_EXERCISE_
Look through the lines and report how many include the word "system", giving nothing but the number.
━━ THE RECORDS
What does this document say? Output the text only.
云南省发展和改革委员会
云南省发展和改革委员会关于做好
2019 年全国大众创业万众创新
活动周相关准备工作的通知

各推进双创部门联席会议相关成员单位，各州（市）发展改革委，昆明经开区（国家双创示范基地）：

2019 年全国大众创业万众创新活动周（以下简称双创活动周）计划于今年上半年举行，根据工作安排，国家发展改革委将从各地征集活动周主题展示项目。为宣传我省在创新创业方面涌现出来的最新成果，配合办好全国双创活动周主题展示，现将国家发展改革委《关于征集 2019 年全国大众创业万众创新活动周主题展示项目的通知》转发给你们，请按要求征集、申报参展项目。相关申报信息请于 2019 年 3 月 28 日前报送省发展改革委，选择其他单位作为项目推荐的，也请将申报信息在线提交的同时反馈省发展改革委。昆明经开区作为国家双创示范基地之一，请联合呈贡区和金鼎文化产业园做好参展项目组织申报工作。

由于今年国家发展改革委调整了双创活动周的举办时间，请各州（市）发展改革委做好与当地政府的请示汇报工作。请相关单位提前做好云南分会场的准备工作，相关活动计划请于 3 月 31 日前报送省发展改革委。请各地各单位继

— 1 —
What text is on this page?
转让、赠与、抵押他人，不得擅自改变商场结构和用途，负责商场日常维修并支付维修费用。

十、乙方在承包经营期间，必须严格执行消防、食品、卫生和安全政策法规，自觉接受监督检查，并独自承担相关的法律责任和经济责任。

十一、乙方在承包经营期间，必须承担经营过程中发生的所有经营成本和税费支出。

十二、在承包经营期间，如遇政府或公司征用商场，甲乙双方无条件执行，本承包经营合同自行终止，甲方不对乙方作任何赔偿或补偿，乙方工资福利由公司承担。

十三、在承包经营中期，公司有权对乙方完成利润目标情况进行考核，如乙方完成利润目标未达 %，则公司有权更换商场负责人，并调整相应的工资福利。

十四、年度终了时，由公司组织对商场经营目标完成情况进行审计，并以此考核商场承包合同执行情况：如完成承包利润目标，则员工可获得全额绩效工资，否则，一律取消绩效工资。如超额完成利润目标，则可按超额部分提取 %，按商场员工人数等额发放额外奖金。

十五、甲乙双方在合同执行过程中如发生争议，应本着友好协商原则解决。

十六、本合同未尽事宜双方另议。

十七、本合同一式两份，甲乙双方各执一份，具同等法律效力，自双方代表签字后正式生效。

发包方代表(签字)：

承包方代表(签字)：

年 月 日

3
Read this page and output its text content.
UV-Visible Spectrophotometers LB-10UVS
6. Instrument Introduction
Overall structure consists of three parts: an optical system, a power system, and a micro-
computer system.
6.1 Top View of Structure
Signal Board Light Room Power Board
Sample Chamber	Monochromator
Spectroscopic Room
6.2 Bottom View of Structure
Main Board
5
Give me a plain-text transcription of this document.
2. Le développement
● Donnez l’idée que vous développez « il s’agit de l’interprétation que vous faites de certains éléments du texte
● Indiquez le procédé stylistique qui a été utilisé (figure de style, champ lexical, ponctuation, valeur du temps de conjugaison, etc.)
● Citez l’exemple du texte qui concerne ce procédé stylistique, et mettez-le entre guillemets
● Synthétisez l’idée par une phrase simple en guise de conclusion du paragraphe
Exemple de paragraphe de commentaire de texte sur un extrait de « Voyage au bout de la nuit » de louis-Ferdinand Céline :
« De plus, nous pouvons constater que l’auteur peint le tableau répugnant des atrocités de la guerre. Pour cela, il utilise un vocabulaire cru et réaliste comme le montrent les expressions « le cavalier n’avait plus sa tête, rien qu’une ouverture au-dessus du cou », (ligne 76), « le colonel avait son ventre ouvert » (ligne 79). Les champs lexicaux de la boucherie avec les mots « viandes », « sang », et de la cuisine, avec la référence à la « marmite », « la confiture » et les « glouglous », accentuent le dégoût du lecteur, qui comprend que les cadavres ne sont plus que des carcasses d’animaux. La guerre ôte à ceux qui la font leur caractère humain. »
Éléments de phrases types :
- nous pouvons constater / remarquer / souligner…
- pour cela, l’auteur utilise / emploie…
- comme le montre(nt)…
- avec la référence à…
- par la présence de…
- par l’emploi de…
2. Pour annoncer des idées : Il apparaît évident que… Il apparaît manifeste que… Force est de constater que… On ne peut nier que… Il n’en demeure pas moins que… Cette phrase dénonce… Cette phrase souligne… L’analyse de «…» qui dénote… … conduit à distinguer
━━━━
_ANSWER TO THIS PROBLEM_
2